**Exercise prompt**: Repeat the material verbatim. Images are excluded from the copy.

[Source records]
+ + + +

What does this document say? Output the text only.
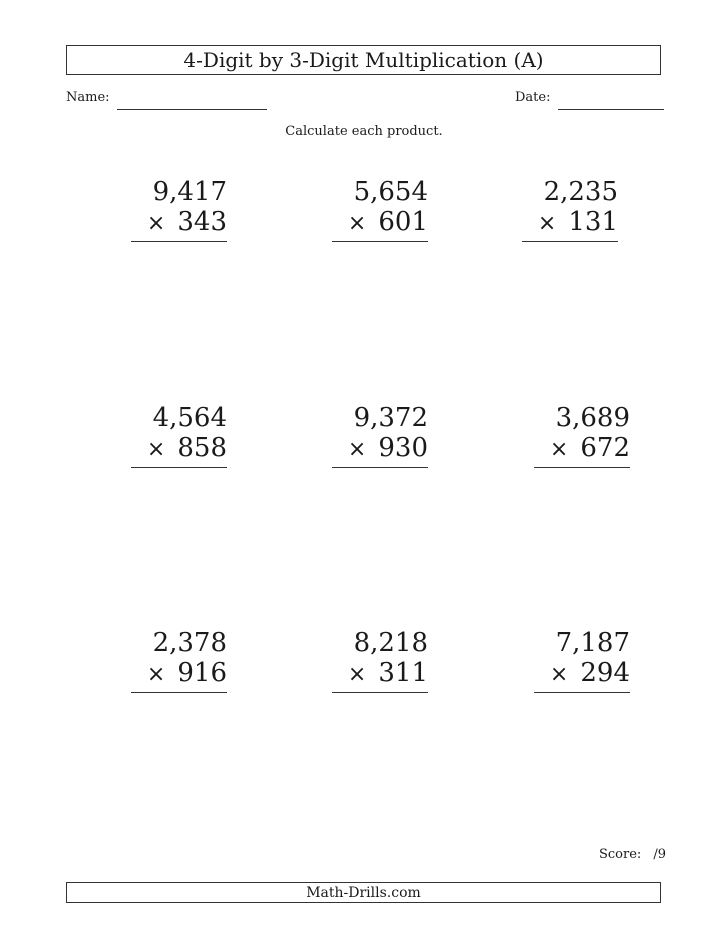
4-Digit by 3-Digit Multiplication (A)
Name:	Date:
Calculate each product.
9,417
× 343
5,654
× 601
2,235
× 131
4,564
× 858
9,372
× 930
3,689
× 672
2,378
× 916
8,218
× 311
7,187
× 294
Score: /9
Math-Drills.com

+ + + +

**Answer to the task**:
What does this document say? Output the text only.
4-Digit by 3-Digit Multiplication (A)
Name:	Date:
Calculate each product.
9,417
× 343
5,654
× 601
2,235
× 131
4,564
× 858
9,372
× 930
3,689
× 672
2,378
× 916
8,218
× 311
7,187
× 294
Score: /9
Math-Drills.com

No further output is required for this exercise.